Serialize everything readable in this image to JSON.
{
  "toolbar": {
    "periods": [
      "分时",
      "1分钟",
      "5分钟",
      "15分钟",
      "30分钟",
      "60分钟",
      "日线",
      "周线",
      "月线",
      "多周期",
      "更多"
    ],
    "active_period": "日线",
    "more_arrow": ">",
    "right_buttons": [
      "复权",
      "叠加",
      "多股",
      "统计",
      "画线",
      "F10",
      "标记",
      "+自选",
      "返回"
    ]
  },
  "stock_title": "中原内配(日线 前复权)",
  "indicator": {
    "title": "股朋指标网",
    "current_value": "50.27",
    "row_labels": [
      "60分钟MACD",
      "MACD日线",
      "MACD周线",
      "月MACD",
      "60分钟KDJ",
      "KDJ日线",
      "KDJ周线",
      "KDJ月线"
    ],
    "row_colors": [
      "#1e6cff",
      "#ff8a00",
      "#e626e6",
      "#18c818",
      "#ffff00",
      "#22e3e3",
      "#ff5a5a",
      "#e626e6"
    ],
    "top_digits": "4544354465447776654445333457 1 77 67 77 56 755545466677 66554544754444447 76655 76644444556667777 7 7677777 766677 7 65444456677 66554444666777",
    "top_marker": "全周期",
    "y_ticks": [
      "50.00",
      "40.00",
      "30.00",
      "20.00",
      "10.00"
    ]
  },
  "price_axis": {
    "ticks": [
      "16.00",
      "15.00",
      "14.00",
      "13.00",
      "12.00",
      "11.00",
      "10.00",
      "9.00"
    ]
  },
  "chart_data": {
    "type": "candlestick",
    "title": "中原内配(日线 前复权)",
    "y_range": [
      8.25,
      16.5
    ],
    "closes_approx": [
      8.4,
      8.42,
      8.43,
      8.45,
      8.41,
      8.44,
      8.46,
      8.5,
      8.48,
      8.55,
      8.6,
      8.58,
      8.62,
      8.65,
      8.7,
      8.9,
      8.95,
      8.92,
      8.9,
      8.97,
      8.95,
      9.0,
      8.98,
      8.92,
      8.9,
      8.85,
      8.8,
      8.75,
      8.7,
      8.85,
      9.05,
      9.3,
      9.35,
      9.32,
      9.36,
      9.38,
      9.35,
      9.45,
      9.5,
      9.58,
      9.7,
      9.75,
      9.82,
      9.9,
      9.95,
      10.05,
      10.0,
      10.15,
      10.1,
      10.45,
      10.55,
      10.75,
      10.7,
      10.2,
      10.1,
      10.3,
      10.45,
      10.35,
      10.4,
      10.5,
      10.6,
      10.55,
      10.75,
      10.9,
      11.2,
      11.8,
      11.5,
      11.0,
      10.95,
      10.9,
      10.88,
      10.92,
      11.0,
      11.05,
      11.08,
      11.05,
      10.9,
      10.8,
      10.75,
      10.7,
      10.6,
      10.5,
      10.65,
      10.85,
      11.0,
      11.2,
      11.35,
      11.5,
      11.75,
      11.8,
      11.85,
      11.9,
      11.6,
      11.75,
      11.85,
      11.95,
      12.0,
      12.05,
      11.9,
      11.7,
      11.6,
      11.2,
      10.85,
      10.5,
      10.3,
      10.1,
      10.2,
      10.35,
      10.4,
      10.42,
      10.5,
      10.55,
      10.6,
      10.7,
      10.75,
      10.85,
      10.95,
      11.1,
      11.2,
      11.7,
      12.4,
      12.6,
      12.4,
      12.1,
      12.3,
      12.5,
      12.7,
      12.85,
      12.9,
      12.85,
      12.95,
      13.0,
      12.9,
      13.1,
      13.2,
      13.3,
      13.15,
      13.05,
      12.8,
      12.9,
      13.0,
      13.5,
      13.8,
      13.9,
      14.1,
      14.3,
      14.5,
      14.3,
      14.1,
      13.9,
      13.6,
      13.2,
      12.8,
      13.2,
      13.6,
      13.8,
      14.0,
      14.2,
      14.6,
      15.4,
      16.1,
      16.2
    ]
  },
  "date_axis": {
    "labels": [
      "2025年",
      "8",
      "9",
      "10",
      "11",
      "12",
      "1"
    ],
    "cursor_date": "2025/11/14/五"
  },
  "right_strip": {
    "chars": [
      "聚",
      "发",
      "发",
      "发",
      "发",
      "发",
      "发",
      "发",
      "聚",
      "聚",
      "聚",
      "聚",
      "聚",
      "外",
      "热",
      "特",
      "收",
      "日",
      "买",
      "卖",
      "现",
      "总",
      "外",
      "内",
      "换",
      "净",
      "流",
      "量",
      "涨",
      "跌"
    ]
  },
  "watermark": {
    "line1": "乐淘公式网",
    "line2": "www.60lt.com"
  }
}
+++++
◆ WORK REQUIRED
Looking back at the lines above, state how many contain the word "中原内配", and supply nothing besides the number.

◆ WRITTEN RESPONSE
2